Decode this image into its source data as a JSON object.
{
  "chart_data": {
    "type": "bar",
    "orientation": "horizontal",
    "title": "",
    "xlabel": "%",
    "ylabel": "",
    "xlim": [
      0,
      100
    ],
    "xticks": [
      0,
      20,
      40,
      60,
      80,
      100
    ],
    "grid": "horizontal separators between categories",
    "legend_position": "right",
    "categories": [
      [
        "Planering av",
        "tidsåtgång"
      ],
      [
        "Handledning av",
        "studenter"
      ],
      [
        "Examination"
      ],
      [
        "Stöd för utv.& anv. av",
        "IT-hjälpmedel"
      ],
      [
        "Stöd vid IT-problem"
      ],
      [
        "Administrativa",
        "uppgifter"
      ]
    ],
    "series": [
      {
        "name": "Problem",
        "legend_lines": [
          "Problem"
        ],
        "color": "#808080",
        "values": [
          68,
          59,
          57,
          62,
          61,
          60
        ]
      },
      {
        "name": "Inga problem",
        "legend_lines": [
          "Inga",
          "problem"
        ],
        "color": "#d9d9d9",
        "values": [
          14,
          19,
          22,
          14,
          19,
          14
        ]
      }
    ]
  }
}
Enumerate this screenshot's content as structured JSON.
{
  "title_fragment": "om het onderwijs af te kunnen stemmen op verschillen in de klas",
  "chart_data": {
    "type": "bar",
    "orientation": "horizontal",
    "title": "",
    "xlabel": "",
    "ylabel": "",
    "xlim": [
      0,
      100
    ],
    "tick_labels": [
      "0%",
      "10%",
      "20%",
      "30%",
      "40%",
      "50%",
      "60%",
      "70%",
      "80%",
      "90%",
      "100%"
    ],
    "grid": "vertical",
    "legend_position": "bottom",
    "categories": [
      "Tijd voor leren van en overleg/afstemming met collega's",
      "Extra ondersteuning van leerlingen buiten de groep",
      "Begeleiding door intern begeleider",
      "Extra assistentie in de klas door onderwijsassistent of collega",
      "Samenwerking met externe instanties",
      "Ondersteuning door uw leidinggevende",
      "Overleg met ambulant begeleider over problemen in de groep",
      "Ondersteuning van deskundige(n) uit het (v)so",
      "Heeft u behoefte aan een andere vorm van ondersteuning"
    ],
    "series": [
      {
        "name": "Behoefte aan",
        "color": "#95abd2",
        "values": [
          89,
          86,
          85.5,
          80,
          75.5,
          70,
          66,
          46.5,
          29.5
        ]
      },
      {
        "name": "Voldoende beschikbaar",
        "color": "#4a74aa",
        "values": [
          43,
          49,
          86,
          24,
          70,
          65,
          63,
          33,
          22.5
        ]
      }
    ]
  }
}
-*-*-
▸ Requirements:
In the listing above, find the line with "Enumerate this screenshot's" and set down that line and all after it exactly, through the final line.

▸ Output of the task:
Enumerate this screenshot's content as structured JSON.
{
  "title_fragment": "om het onderwijs af te kunnen stemmen op verschillen in de klas",
  "chart_data": {
    "type": "bar",
    "orientation": "horizontal",
    "title": "",
    "xlabel": "",
    "ylabel": "",
    "xlim": [
      0,
      100
    ],
    "tick_labels": [
      "0%",
      "10%",
      "20%",
      "30%",
      "40%",
      "50%",
      "60%",
      "70%",
      "80%",
      "90%",
      "100%"
    ],
    "grid": "vertical",
    "legend_position": "bottom",
    "categories": [
      "Tijd voor leren van en overleg/afstemming met collega's",
      "Extra ondersteuning van leerlingen buiten de groep",
      "Begeleiding door intern begeleider",
      "Extra assistentie in de klas door onderwijsassistent of collega",
      "Samenwerking met externe instanties",
      "Ondersteuning door uw leidinggevende",
      "Overleg met ambulant begeleider over problemen in de groep",
      "Ondersteuning van deskundige(n) uit het (v)so",
      "Heeft u behoefte aan een andere vorm van ondersteuning"
    ],
    "series": [
      {
        "name": "Behoefte aan",
        "color": "#95abd2",
        "values": [
          89,
          86,
          85.5,
          80,
          75.5,
          70,
          66,
          46.5,
          29.5
        ]
      },
      {
        "name": "Voldoende beschikbaar",
        "color": "#4a74aa",
        "values": [
          43,
          49,
          86,
          24,
          70,
          65,
          63,
          33,
          22.5
        ]
      }
    ]
  }
}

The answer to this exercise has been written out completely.